-- INFORMATION PROVIDED --
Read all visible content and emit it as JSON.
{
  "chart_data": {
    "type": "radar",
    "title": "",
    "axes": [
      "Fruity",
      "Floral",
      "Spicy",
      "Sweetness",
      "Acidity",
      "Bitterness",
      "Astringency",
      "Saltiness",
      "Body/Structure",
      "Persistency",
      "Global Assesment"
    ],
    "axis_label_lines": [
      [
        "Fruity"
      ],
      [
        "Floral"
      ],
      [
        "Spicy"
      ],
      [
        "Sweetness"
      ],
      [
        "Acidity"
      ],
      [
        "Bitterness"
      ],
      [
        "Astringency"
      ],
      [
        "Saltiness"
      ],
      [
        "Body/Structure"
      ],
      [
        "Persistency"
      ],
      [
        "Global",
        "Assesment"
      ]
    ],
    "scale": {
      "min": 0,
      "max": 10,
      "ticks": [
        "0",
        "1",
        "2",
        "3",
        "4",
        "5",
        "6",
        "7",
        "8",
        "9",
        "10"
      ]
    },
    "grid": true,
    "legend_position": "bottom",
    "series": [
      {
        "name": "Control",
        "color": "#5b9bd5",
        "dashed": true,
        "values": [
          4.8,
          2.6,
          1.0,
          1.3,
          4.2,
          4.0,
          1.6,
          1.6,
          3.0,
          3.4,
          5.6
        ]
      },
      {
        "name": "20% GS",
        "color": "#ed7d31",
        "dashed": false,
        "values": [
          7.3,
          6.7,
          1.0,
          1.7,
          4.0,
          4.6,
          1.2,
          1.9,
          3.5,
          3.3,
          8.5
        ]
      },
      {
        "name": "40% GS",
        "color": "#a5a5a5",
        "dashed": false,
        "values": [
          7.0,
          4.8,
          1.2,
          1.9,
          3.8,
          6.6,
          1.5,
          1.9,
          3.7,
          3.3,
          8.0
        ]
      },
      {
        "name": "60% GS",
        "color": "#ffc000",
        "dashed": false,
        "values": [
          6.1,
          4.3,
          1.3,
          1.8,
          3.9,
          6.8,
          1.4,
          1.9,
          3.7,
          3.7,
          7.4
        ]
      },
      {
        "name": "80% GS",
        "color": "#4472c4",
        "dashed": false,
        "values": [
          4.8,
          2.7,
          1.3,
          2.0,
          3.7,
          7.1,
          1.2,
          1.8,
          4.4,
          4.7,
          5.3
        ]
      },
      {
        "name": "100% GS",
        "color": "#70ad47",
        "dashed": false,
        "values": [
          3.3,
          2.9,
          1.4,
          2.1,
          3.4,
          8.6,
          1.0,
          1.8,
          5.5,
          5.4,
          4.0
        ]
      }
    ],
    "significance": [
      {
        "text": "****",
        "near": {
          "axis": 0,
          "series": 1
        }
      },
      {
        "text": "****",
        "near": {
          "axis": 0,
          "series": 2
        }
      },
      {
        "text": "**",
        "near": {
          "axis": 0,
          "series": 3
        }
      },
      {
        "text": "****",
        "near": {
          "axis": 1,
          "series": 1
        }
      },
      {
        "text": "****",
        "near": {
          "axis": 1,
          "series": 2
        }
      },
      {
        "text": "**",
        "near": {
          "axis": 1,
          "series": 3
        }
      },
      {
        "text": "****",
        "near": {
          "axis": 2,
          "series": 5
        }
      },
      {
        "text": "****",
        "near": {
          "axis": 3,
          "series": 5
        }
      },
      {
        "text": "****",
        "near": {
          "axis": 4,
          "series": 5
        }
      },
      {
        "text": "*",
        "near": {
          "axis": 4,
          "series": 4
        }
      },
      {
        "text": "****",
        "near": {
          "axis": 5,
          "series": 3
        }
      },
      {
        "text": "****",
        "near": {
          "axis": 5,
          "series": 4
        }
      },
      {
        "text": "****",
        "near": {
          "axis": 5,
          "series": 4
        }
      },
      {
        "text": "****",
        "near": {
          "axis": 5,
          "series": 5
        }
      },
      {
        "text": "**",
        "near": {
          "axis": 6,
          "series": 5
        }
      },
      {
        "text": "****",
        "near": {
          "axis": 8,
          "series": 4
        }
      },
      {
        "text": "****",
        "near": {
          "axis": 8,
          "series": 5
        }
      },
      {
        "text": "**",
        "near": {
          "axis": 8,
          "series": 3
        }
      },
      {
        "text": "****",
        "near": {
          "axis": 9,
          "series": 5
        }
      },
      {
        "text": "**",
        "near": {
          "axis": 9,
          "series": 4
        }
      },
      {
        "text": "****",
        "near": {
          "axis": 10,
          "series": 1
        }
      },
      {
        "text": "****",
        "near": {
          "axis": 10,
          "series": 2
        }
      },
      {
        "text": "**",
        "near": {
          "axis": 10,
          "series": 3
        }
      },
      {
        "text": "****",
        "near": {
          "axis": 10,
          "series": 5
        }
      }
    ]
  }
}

-- TASK REQUIREMENTS --
Repeat the data above, word for word.

-- TASK ANSWER --
Read all visible content and emit it as JSON.
{
  "chart_data": {
    "type": "radar",
    "title": "",
    "axes": [
      "Fruity",
      "Floral",
      "Spicy",
      "Sweetness",
      "Acidity",
      "Bitterness",
      "Astringency",
      "Saltiness",
      "Body/Structure",
      "Persistency",
      "Global Assesment"
    ],
    "axis_label_lines": [
      [
        "Fruity"
      ],
      [
        "Floral"
      ],
      [
        "Spicy"
      ],
      [
        "Sweetness"
      ],
      [
        "Acidity"
      ],
      [
        "Bitterness"
      ],
      [
        "Astringency"
      ],
      [
        "Saltiness"
      ],
      [
        "Body/Structure"
      ],
      [
        "Persistency"
      ],
      [
        "Global",
        "Assesment"
      ]
    ],
    "scale": {
      "min": 0,
      "max": 10,
      "ticks": [
        "0",
        "1",
        "2",
        "3",
        "4",
        "5",
        "6",
        "7",
        "8",
        "9",
        "10"
      ]
    },
    "grid": true,
    "legend_position": "bottom",
    "series": [
      {
        "name": "Control",
        "color": "#5b9bd5",
        "dashed": true,
        "values": [
          4.8,
          2.6,
          1.0,
          1.3,
          4.2,
          4.0,
          1.6,
          1.6,
          3.0,
          3.4,
          5.6
        ]
      },
      {
        "name": "20% GS",
        "color": "#ed7d31",
        "dashed": false,
        "values": [
          7.3,
          6.7,
          1.0,
          1.7,
          4.0,
          4.6,
          1.2,
          1.9,
          3.5,
          3.3,
          8.5
        ]
      },
      {
        "name": "40% GS",
        "color": "#a5a5a5",
        "dashed": false,
        "values": [
          7.0,
          4.8,
          1.2,
          1.9,
          3.8,
          6.6,
          1.5,
          1.9,
          3.7,
          3.3,
          8.0
        ]
      },
      {
        "name": "60% GS",
        "color": "#ffc000",
        "dashed": false,
        "values": [
          6.1,
          4.3,
          1.3,
          1.8,
          3.9,
          6.8,
          1.4,
          1.9,
          3.7,
          3.7,
          7.4
        ]
      },
      {
        "name": "80% GS",
        "color": "#4472c4",
        "dashed": false,
        "values": [
          4.8,
          2.7,
          1.3,
          2.0,
          3.7,
          7.1,
          1.2,
          1.8,
          4.4,
          4.7,
          5.3
        ]
      },
      {
        "name": "100% GS",
        "color": "#70ad47",
        "dashed": false,
        "values": [
          3.3,
          2.9,
          1.4,
          2.1,
          3.4,
          8.6,
          1.0,
          1.8,
          5.5,
          5.4,
          4.0
        ]
      }
    ],
    "significance": [
      {
        "text": "****",
        "near": {
          "axis": 0,
          "series": 1
        }
      },
      {
        "text": "****",
        "near": {
          "axis": 0,
          "series": 2
        }
      },
      {
        "text": "**",
        "near": {
          "axis": 0,
          "series": 3
        }
      },
      {
        "text": "****",
        "near": {
          "axis": 1,
          "series": 1
        }
      },
      {
        "text": "****",
        "near": {
          "axis": 1,
          "series": 2
        }
      },
      {
        "text": "**",
        "near": {
          "axis": 1,
          "series": 3
        }
      },
      {
        "text": "****",
        "near": {
          "axis": 2,
          "series": 5
        }
      },
      {
        "text": "****",
        "near": {
          "axis": 3,
          "series": 5
        }
      },
      {
        "text": "****",
        "near": {
          "axis": 4,
          "series": 5
        }
      },
      {
        "text": "*",
        "near": {
          "axis": 4,
          "series": 4
        }
      },
      {
        "text": "****",
        "near": {
          "axis": 5,
          "series": 3
        }
      },
      {
        "text": "****",
        "near": {
          "axis": 5,
          "series": 4
        }
      },
      {
        "text": "****",
        "near": {
          "axis": 5,
          "series": 4
        }
      },
      {
        "text": "****",
        "near": {
          "axis": 5,
          "series": 5
        }
      },
      {
        "text": "**",
        "near": {
          "axis": 6,
          "series": 5
        }
      },
      {
        "text": "****",
        "near": {
          "axis": 8,
          "series": 4
        }
      },
      {
        "text": "****",
        "near": {
          "axis": 8,
          "series": 5
        }
      },
      {
        "text": "**",
        "near": {
          "axis": 8,
          "series": 3
        }
      },
      {
        "text": "****",
        "near": {
          "axis": 9,
          "series": 5
        }
      },
      {
        "text": "**",
        "near": {
          "axis": 9,
          "series": 4
        }
      },
      {
        "text": "****",
        "near": {
          "axis": 10,
          "series": 1
        }
      },
      {
        "text": "****",
        "near": {
          "axis": 10,
          "series": 2
        }
      },
      {
        "text": "**",
        "near": {
          "axis": 10,
          "series": 3
        }
      },
      {
        "text": "****",
        "near": {
          "axis": 10,
          "series": 5
        }
      }
    ]
  }
}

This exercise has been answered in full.